* **Do this**:
The records below must be written out exactly, with every picture left behind.

(Records about charts and figures)

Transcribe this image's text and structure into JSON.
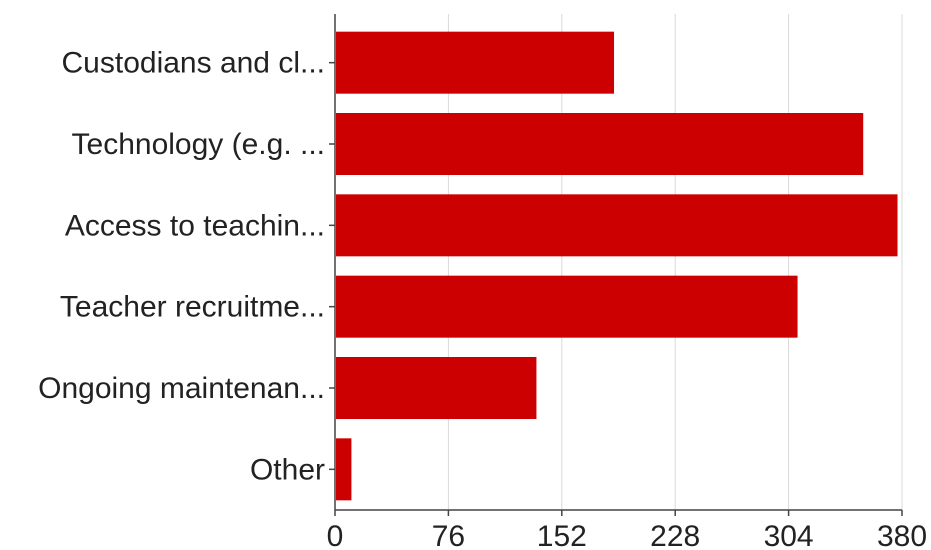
{
  "chart_data": {
    "type": "bar",
    "orientation": "horizontal",
    "title": "",
    "xlabel": "",
    "ylabel": "",
    "categories": [
      "Custodians and cl...",
      "Technology (e.g. ...",
      "Access to teachin...",
      "Teacher recruitme...",
      "Ongoing maintenan...",
      "Other"
    ],
    "values": [
      187,
      354,
      377,
      310,
      135,
      11
    ],
    "xlim": [
      0,
      380
    ],
    "x_ticks": [
      0,
      76,
      152,
      228,
      304,
      380
    ],
    "grid": true,
    "legend": "none",
    "bar_color": "#cc0000"
  }
}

* **Complete response**:
Transcribe this image's text and structure into JSON.
{
  "chart_data": {
    "type": "bar",
    "orientation": "horizontal",
    "title": "",
    "xlabel": "",
    "ylabel": "",
    "categories": [
      "Custodians and cl...",
      "Technology (e.g. ...",
      "Access to teachin...",
      "Teacher recruitme...",
      "Ongoing maintenan...",
      "Other"
    ],
    "values": [
      187,
      354,
      377,
      310,
      135,
      11
    ],
    "xlim": [
      0,
      380
    ],
    "x_ticks": [
      0,
      76,
      152,
      228,
      304,
      380
    ],
    "grid": true,
    "legend": "none",
    "bar_color": "#cc0000"
  }
}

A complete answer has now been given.